[Stored records]

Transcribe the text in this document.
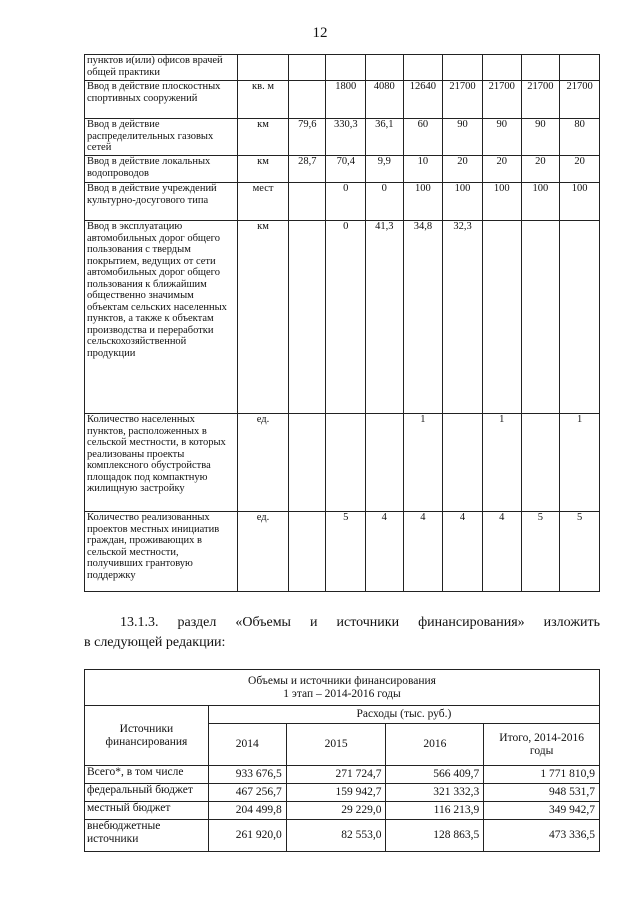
12
пунктов и(или) офисов врачей общей практики									
Ввод в действие плоскостных спортивных сооружений	кв. м		1800	4080	12640	21700	21700	21700	21700
Ввод в действие распределительных газовых сетей	км	79,6	330,3	36,1	60	90	90	90	80
Ввод в действие локальных водопроводов	км	28,7	70,4	9,9	10	20	20	20	20
Ввод в действие учреждений культурно-досугового типа	мест		0	0	100	100	100	100	100
Ввод в эксплуатацию автомобильных дорог общего пользования с твердым покрытием, ведущих от сети автомобильных дорог общего пользования к ближайшим общественно значимым объектам сельских населенных пунктов, а также к объектам производства и переработки сельскохозяйственной продукции	км		0	41,3	34,8	32,3			
Количество населенных пунктов, расположенных в сельской местности, в которых реализованы проекты комплексного обустройства площадок под компактную жилищную застройку	ед.				1		1		1
Количество реализованных проектов местных инициатив граждан, проживающих в сельской местности, получивших грантовую поддержку	ед.		5	4	4	4	4	5	5
13.1.3. раздел «Объемы и источники финансирования» изложить
в следующей редакции:
Объемы и источники финансирования
1 этап – 2014-2016 годы				

Источники финансирования	Расходы (тыс. руб.)			
	2014	2015	2016	Итого, 2014-2016 годы
Всего*, в том числе	933 676,5	271 724,7	566 409,7	1 771 810,9
федеральный бюджет	467 256,7	159 942,7	321 332,3	948 531,7
местный бюджет	204 499,8	29 229,0	116 213,9	349 942,7
внебюджетные источники	261 920,0	82 553,0	128 863,5	473 336,5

=== EXERCISE INSTRUCTIONS ===
Using the listing above, work out how many of its lines include "финансирования", and give only the result.

=== FULL ANSWER ===
3